▸ **Task to complete**
Wherever the word "nebo" shows up in a line, please copy that line.

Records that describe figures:
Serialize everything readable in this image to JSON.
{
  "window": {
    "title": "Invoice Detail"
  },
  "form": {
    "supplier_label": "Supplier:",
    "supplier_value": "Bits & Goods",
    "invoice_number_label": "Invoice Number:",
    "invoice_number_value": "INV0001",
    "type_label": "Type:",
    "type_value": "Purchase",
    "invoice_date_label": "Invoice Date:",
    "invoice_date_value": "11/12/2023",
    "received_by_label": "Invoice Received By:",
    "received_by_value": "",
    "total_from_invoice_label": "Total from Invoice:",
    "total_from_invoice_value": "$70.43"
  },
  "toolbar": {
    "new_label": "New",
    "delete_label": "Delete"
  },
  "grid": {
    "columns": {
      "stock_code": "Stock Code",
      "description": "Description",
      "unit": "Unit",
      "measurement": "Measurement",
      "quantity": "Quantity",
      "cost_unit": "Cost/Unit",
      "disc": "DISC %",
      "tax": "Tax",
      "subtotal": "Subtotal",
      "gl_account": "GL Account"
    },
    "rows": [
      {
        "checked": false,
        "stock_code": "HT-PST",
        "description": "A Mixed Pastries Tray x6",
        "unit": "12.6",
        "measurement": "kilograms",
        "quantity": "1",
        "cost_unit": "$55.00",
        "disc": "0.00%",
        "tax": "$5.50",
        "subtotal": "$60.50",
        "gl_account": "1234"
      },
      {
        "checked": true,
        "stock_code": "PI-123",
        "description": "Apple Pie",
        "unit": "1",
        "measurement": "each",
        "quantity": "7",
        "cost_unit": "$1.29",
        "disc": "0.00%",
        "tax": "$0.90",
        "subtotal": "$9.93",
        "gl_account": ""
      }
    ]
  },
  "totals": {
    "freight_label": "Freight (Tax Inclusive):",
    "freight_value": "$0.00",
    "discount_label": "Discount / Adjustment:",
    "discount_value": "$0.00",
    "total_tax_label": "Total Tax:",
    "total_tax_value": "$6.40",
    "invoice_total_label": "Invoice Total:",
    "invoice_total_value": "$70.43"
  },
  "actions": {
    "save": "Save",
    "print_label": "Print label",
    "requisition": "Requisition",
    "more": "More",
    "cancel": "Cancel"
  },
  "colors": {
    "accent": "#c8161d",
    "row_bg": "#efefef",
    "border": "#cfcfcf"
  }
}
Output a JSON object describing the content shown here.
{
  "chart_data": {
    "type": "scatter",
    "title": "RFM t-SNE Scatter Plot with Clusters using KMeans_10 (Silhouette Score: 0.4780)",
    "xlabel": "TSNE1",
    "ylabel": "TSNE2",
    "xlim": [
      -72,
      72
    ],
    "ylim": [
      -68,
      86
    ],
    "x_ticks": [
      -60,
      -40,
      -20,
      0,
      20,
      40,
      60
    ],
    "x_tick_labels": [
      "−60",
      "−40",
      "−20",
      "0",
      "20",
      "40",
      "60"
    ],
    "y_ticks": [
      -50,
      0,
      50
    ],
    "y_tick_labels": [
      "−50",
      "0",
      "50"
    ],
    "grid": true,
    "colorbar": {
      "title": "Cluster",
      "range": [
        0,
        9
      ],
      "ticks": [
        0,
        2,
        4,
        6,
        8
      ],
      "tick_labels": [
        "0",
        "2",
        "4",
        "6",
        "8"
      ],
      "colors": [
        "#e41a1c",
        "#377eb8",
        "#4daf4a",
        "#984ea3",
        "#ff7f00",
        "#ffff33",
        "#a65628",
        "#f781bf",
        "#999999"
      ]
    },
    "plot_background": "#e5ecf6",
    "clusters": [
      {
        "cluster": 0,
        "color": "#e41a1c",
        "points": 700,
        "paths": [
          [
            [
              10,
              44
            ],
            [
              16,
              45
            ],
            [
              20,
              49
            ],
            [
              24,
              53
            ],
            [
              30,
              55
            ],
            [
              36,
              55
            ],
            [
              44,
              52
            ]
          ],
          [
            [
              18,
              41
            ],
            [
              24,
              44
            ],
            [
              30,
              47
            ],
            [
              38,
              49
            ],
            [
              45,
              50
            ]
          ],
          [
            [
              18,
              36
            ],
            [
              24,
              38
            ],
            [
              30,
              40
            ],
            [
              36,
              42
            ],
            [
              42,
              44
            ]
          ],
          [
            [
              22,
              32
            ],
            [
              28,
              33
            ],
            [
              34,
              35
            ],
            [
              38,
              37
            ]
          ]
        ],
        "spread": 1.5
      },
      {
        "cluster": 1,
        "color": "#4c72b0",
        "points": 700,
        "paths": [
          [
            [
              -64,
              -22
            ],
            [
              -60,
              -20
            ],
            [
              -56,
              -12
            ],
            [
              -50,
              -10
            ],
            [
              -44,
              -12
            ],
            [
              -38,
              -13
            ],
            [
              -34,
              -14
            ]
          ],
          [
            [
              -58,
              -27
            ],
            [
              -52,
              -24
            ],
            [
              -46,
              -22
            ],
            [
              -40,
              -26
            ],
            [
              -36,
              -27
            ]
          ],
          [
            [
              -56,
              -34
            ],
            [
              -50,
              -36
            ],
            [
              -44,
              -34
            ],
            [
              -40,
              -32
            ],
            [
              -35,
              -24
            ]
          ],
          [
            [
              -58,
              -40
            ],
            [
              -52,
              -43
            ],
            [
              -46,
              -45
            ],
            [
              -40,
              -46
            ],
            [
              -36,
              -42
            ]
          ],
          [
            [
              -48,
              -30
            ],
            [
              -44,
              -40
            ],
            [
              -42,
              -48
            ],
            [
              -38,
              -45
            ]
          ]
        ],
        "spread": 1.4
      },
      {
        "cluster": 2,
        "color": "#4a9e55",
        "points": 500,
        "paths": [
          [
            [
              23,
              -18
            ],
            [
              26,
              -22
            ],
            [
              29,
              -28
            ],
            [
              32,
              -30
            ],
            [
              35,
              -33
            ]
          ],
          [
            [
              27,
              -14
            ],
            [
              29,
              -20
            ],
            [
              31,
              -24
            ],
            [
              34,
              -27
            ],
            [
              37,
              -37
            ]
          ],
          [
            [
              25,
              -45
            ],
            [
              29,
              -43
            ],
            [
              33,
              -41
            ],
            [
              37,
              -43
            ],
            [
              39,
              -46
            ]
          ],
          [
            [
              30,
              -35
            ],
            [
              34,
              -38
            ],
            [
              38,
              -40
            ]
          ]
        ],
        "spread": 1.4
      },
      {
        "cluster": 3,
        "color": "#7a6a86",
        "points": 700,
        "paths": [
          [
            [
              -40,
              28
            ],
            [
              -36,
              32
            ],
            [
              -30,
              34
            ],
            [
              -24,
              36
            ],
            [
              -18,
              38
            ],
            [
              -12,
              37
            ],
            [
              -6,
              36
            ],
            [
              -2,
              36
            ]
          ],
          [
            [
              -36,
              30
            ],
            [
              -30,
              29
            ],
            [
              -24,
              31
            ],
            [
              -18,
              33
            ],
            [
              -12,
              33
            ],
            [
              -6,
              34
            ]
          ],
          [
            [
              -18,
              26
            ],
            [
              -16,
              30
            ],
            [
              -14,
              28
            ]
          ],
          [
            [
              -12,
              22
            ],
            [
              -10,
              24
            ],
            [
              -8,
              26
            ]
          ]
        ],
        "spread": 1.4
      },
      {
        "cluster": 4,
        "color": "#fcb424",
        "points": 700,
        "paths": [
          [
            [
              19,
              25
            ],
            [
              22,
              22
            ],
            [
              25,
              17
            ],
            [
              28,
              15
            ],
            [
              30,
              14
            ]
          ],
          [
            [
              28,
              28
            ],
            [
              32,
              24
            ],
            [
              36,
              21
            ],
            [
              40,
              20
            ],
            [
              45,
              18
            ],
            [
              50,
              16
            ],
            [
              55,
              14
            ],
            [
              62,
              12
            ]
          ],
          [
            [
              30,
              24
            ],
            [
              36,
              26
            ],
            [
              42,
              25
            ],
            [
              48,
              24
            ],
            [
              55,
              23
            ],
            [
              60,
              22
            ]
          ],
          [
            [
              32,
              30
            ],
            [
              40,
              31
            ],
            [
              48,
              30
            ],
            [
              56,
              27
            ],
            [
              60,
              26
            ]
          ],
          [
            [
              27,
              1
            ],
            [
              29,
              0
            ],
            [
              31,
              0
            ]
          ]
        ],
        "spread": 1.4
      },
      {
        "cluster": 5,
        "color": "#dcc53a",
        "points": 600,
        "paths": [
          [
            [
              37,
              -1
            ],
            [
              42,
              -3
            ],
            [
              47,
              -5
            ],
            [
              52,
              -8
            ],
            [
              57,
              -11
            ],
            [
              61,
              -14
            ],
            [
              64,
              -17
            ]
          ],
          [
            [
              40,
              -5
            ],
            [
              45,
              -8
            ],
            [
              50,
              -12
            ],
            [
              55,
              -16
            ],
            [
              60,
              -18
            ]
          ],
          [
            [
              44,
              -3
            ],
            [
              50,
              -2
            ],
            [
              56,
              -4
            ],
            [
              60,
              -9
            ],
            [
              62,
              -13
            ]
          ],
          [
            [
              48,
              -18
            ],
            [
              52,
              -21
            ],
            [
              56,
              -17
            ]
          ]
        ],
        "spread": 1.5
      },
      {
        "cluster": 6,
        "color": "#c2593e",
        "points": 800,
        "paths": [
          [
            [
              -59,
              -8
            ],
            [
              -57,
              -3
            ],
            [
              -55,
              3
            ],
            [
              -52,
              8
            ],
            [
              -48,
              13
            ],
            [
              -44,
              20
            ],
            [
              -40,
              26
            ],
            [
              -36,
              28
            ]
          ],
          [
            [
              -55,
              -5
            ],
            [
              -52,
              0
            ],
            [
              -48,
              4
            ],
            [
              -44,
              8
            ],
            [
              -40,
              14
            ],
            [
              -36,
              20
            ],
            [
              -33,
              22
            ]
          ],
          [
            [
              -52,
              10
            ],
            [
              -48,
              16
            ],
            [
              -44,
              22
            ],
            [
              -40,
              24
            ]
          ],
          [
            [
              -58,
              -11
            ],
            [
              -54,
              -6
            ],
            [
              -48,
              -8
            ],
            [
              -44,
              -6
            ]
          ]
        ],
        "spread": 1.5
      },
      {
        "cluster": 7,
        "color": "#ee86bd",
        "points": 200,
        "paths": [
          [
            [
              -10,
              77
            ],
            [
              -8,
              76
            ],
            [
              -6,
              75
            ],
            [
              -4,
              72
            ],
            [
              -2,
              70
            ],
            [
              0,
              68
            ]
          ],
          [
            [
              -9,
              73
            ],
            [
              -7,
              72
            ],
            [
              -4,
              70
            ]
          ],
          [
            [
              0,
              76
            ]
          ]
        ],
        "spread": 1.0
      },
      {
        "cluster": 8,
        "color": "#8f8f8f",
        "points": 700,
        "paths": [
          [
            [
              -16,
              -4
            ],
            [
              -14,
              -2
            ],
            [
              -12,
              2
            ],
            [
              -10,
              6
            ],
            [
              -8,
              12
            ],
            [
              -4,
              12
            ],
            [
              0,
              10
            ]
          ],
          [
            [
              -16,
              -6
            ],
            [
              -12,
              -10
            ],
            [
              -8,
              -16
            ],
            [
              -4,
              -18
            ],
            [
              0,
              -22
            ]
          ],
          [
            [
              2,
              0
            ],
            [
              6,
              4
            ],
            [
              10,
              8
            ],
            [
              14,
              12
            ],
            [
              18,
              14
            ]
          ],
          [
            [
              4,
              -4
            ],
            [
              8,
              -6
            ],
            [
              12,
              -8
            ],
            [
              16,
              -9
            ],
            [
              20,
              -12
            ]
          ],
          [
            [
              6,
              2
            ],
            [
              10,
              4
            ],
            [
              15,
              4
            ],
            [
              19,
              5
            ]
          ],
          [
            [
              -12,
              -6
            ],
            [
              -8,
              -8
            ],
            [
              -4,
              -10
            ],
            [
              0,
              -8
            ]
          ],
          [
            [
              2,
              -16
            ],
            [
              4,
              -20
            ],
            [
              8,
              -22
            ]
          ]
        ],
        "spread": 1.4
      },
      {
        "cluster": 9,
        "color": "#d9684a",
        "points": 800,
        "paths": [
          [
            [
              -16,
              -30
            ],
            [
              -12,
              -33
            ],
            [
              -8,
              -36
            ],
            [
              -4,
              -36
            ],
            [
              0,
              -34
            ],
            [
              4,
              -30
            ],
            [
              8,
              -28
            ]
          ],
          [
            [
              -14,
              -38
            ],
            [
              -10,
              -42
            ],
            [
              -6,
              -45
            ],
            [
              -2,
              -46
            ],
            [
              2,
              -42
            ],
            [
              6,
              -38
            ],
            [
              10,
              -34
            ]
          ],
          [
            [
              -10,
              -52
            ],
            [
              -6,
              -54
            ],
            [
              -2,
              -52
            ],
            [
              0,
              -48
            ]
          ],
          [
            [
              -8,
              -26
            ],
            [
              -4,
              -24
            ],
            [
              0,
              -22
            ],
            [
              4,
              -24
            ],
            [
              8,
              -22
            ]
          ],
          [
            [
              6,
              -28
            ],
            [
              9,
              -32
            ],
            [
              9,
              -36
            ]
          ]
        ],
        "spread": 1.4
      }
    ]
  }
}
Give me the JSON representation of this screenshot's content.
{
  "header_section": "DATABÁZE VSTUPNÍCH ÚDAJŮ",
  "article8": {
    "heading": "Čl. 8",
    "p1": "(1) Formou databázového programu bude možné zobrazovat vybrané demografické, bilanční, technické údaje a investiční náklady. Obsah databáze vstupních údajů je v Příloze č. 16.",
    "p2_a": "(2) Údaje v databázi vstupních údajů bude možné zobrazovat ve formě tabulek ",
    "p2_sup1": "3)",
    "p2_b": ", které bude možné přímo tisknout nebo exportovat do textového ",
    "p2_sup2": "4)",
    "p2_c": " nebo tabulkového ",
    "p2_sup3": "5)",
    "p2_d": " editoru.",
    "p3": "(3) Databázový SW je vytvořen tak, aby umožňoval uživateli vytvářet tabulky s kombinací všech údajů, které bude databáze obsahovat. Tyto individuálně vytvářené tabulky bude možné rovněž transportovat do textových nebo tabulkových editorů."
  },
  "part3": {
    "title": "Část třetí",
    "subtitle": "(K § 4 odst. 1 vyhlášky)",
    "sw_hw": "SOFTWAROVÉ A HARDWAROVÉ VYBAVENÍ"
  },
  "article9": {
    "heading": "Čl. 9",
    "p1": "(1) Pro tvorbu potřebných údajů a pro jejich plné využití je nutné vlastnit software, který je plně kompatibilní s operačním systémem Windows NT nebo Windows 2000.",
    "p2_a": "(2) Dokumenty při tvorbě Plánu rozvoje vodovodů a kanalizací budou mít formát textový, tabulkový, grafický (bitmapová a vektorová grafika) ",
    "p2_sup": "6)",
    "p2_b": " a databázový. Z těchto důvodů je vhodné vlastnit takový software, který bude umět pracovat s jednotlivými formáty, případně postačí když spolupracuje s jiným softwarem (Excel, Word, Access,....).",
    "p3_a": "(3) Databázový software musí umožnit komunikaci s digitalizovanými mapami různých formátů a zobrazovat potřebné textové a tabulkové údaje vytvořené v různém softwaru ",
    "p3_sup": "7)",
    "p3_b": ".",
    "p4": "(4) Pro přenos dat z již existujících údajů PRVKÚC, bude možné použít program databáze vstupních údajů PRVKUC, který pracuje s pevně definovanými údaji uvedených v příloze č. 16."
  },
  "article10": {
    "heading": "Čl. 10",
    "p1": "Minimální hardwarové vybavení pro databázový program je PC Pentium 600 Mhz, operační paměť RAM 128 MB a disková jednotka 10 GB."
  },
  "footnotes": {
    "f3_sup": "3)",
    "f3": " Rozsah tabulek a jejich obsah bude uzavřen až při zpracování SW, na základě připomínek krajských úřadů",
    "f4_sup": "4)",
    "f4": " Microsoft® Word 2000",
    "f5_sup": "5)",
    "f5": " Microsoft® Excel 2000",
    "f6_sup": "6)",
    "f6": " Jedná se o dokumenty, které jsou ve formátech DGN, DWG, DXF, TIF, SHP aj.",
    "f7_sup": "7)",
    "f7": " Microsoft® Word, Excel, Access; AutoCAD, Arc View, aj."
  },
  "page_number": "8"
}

▸ **Exercise result**
    "p2_b": ", které bude možné přímo tisknout nebo exportovat do textového ",
    "p2_c": " nebo tabulkového ",
    "p3": "(3) Databázový SW je vytvořen tak, aby umožňoval uživateli vytvářet tabulky s kombinací všech údajů, které bude databáze obsahovat. Tyto individuálně vytvářené tabulky bude možné rovněž transportovat do textových nebo tabulkových editorů."
    "p1": "(1) Pro tvorbu potřebných údajů a pro jejich plné využití je nutné vlastnit software, který je plně kompatibilní s operačním systémem Windows NT nebo Windows 2000.",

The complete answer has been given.